== Given exercise ==
Go through the listing and copy each line with the string "harassment".

--- BEGIN Extracted records ---

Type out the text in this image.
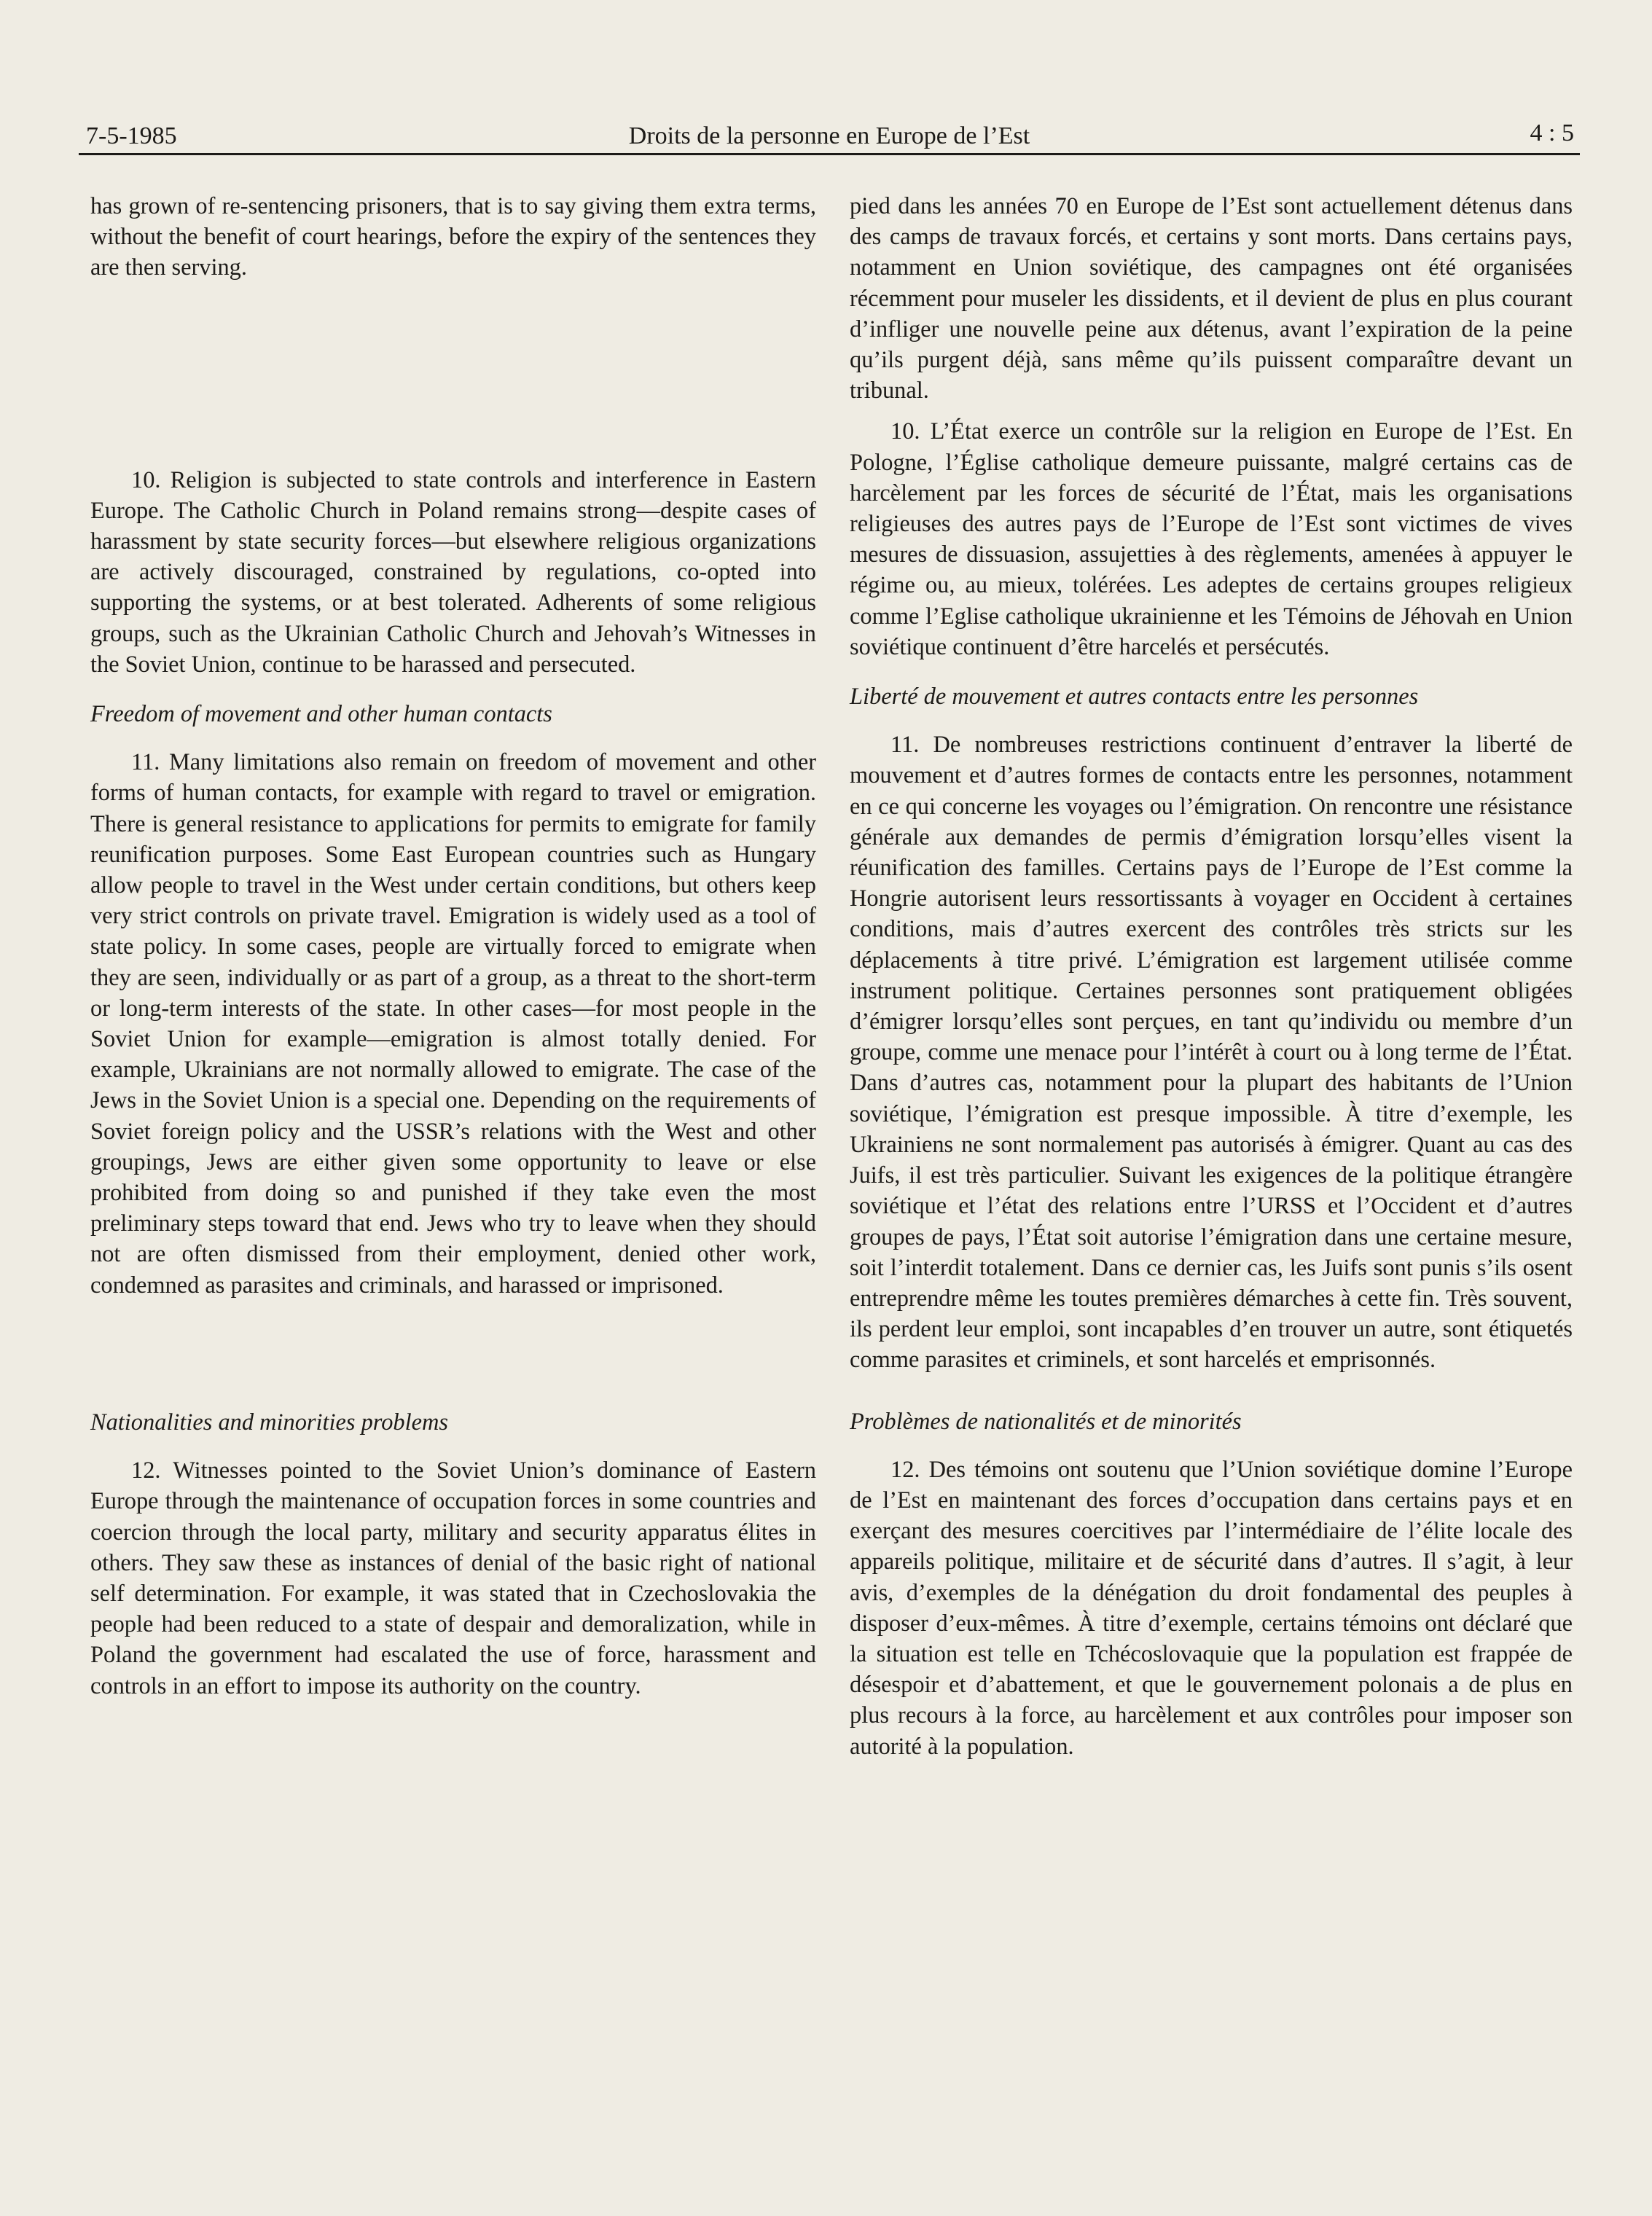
7-5-1985	Droits de la personne en Europe de l’Est	4 : 5

has grown of re-sentencing prisoners, that is to say giving them extra terms, without the benefit of court hearings, before the expiry of the sentences they are then serving.

10. Religion is subjected to state controls and interference in Eastern Europe. The Catholic Church in Poland remains strong—despite cases of harassment by state security forces—but elsewhere religious organizations are actively discouraged, constrained by regulations, co-opted into supporting the systems, or at best tolerated. Adherents of some religious groups, such as the Ukrainian Catholic Church and Jehovah’s Witnesses in the Soviet Union, continue to be harassed and persecuted.

Freedom of movement and other human contacts

11. Many limitations also remain on freedom of movement and other forms of human contacts, for example with regard to travel or emigration. There is general resistance to applications for permits to emigrate for family reunification purposes. Some East European countries such as Hungary allow people to travel in the West under certain conditions, but others keep very strict controls on private travel. Emigration is widely used as a tool of state policy. In some cases, people are virtually forced to emigrate when they are seen, individually or as part of a group, as a threat to the short-term or long-term interests of the state. In other cases—for most people in the Soviet Union for example—emigration is almost totally denied. For example, Ukrainians are not normally allowed to emigrate. The case of the Jews in the Soviet Union is a special one. Depending on the requirements of Soviet foreign policy and the USSR’s relations with the West and other groupings, Jews are either given some opportunity to leave or else prohibited from doing so and punished if they take even the most preliminary steps toward that end. Jews who try to leave when they should not are often dismissed from their employment, denied other work, condemned as parasites and criminals, and harassed or imprisoned.

Nationalities and minorities problems

12. Witnesses pointed to the Soviet Union’s dominance of Eastern Europe through the maintenance of occupation forces in some countries and coercion through the local party, military and security apparatus élites in others. They saw these as instances of denial of the basic right of national self determination. For example, it was stated that in Czechoslovakia the people had been reduced to a state of despair and demoralization, while in Poland the government had escalated the use of force, harassment and controls in an effort to impose its authority on the country.

pied dans les années 70 en Europe de l’Est sont actuellement détenus dans des camps de travaux forcés, et certains y sont morts. Dans certains pays, notamment en Union soviétique, des campagnes ont été organisées récemment pour museler les dissidents, et il devient de plus en plus courant d’infliger une nouvelle peine aux détenus, avant l’expiration de la peine qu’ils purgent déjà, sans même qu’ils puissent comparaître devant un tribunal.

10. L’État exerce un contrôle sur la religion en Europe de l’Est. En Pologne, l’Église catholique demeure puissante, malgré certains cas de harcèlement par les forces de sécurité de l’État, mais les organisations religieuses des autres pays de l’Europe de l’Est sont victimes de vives mesures de dissuasion, assujetties à des règlements, amenées à appuyer le régime ou, au mieux, tolérées. Les adeptes de certains groupes religieux comme l’Eglise catholique ukrainienne et les Témoins de Jéhovah en Union soviétique continuent d’être harcelés et persécutés.

Liberté de mouvement et autres contacts entre les personnes

11. De nombreuses restrictions continuent d’entraver la liberté de mouvement et d’autres formes de contacts entre les personnes, notamment en ce qui concerne les voyages ou l’émigration. On rencontre une résistance générale aux demandes de permis d’émigration lorsqu’elles visent la réunification des familles. Certains pays de l’Europe de l’Est comme la Hongrie autorisent leurs ressortissants à voyager en Occident à certaines conditions, mais d’autres exercent des contrôles très stricts sur les déplacements à titre privé. L’émigration est largement utilisée comme instrument politique. Certaines personnes sont pratiquement obligées d’émigrer lorsqu’elles sont perçues, en tant qu’individu ou membre d’un groupe, comme une menace pour l’intérêt à court ou à long terme de l’État. Dans d’autres cas, notamment pour la plupart des habitants de l’Union soviétique, l’émigration est presque impossible. À titre d’exemple, les Ukrainiens ne sont normalement pas autorisés à émigrer. Quant au cas des Juifs, il est très particulier. Suivant les exigences de la politique étrangère soviétique et l’état des relations entre l’URSS et l’Occident et d’autres groupes de pays, l’État soit autorise l’émigration dans une certaine mesure, soit l’interdit totalement. Dans ce dernier cas, les Juifs sont punis s’ils osent entreprendre même les toutes premières démarches à cette fin. Très souvent, ils perdent leur emploi, sont incapables d’en trouver un autre, sont étiquetés comme parasites et criminels, et sont harcelés et emprisonnés.

Problèmes de nationalités et de minorités

12. Des témoins ont soutenu que l’Union soviétique domine l’Europe de l’Est en maintenant des forces d’occupation dans certains pays et en exerçant des mesures coercitives par l’intermédiaire de l’élite locale des appareils politique, militaire et de sécurité dans d’autres. Il s’agit, à leur avis, d’exemples de la dénégation du droit fondamental des peuples à disposer d’eux-mêmes. À titre d’exemple, certains témoins ont déclaré que la situation est telle en Tchécoslovaquie que la population est frappée de désespoir et d’abattement, et que le gouvernement polonais a de plus en plus recours à la force, au harcèlement et aux contrôles pour imposer son autorité à la population.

--- END Extracted records ---

== Expected output ==
10. Religion is subjected to state controls and interference in Eastern Europe. The Catholic Church in Poland remains strong—despite cases of harassment by state security forces—but elsewhere religious organizations are actively discouraged, constrained by regulations, co-opted into supporting the systems, or at best tolerated. Adherents of some religious groups, such as the Ukrainian Catholic Church and Jehovah’s Witnesses in the Soviet Union, continue to be harassed and persecuted.
12. Witnesses pointed to the Soviet Union’s dominance of Eastern Europe through the maintenance of occupation forces in some countries and coercion through the local party, military and security apparatus élites in others. They saw these as instances of denial of the basic right of national self determination. For example, it was stated that in Czechoslovakia the people had been reduced to a state of despair and demoralization, while in Poland the government had escalated the use of force, harassment and controls in an effort to impose its authority on the country.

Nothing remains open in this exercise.